- TASK DIRECTIONS
Drop all images and give the records again exactly.

## start

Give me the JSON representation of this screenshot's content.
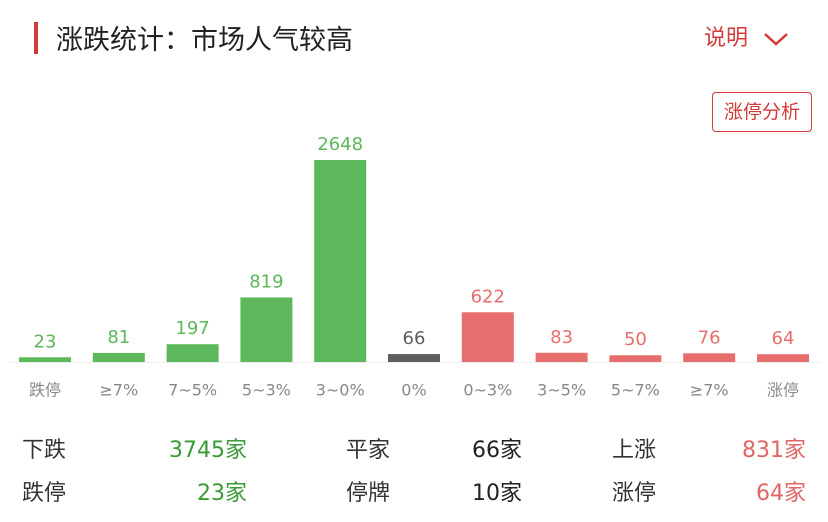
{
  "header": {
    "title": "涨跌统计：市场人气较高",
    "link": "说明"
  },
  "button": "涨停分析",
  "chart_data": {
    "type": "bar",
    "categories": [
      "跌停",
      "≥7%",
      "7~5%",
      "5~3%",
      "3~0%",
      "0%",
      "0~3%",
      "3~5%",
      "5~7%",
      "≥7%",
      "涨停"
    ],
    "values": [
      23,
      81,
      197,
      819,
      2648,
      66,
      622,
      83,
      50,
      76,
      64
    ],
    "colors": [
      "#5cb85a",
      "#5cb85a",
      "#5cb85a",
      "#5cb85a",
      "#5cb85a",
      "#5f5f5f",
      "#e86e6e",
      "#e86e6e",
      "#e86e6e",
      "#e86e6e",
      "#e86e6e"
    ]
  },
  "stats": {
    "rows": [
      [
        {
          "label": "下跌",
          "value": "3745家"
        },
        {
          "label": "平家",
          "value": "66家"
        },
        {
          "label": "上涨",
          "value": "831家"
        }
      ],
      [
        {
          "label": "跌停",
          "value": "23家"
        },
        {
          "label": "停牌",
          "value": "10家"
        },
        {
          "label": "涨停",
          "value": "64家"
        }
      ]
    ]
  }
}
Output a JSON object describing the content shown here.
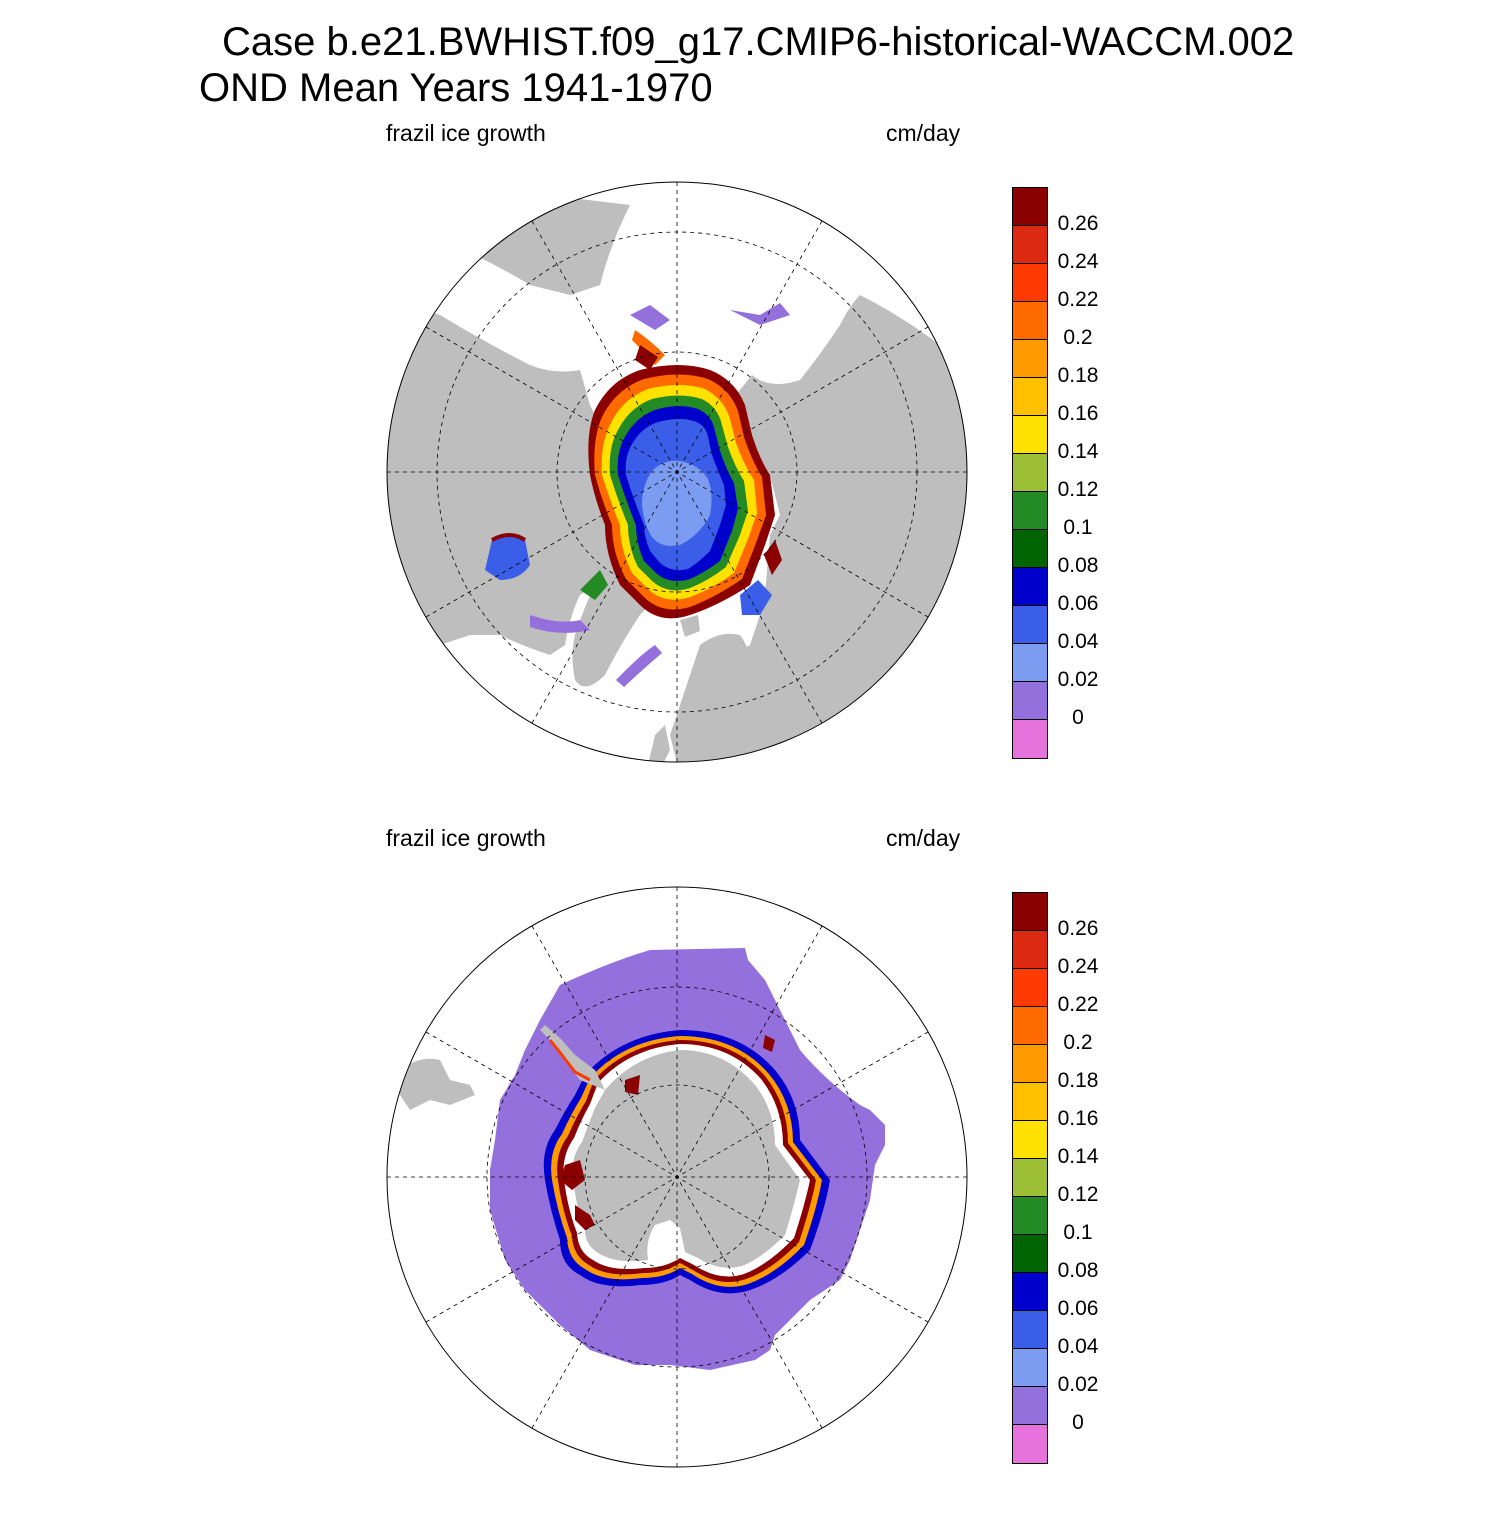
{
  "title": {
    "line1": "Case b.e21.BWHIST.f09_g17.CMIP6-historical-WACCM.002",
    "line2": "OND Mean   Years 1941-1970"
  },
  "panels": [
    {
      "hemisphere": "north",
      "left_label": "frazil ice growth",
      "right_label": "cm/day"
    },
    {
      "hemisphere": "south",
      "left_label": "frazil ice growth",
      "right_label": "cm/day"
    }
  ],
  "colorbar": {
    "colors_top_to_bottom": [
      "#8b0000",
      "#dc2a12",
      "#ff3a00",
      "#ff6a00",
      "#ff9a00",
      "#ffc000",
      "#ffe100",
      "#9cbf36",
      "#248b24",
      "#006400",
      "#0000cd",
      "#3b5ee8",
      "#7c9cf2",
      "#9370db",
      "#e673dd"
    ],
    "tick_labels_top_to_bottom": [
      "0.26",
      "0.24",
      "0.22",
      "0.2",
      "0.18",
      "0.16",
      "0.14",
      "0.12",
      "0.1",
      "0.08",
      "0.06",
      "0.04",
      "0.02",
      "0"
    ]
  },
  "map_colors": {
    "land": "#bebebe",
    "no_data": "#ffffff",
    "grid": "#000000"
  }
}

## end

- FULL ANSWER
Give me the JSON representation of this screenshot's content.
{
  "header": {
    "title": "涨跌统计：市场人气较高",
    "link": "说明"
  },
  "button": "涨停分析",
  "chart_data": {
    "type": "bar",
    "categories": [
      "跌停",
      "≥7%",
      "7~5%",
      "5~3%",
      "3~0%",
      "0%",
      "0~3%",
      "3~5%",
      "5~7%",
      "≥7%",
      "涨停"
    ],
    "values": [
      23,
      81,
      197,
      819,
      2648,
      66,
      622,
      83,
      50,
      76,
      64
    ],
    "colors": [
      "#5cb85a",
      "#5cb85a",
      "#5cb85a",
      "#5cb85a",
      "#5cb85a",
      "#5f5f5f",
      "#e86e6e",
      "#e86e6e",
      "#e86e6e",
      "#e86e6e",
      "#e86e6e"
    ]
  },
  "stats": {
    "rows": [
      [
        {
          "label": "下跌",
          "value": "3745家"
        },
        {
          "label": "平家",
          "value": "66家"
        },
        {
          "label": "上涨",
          "value": "831家"
        }
      ],
      [
        {
          "label": "跌停",
          "value": "23家"
        },
        {
          "label": "停牌",
          "value": "10家"
        },
        {
          "label": "涨停",
          "value": "64家"
        }
      ]
    ]
  }
}
Output a JSON object describing the content shown here.
{
  "title": {
    "line1": "Case b.e21.BWHIST.f09_g17.CMIP6-historical-WACCM.002",
    "line2": "OND Mean   Years 1941-1970"
  },
  "panels": [
    {
      "hemisphere": "north",
      "left_label": "frazil ice growth",
      "right_label": "cm/day"
    },
    {
      "hemisphere": "south",
      "left_label": "frazil ice growth",
      "right_label": "cm/day"
    }
  ],
  "colorbar": {
    "colors_top_to_bottom": [
      "#8b0000",
      "#dc2a12",
      "#ff3a00",
      "#ff6a00",
      "#ff9a00",
      "#ffc000",
      "#ffe100",
      "#9cbf36",
      "#248b24",
      "#006400",
      "#0000cd",
      "#3b5ee8",
      "#7c9cf2",
      "#9370db",
      "#e673dd"
    ],
    "tick_labels_top_to_bottom": [
      "0.26",
      "0.24",
      "0.22",
      "0.2",
      "0.18",
      "0.16",
      "0.14",
      "0.12",
      "0.1",
      "0.08",
      "0.06",
      "0.04",
      "0.02",
      "0"
    ]
  },
  "map_colors": {
    "land": "#bebebe",
    "no_data": "#ffffff",
    "grid": "#000000"
  }
}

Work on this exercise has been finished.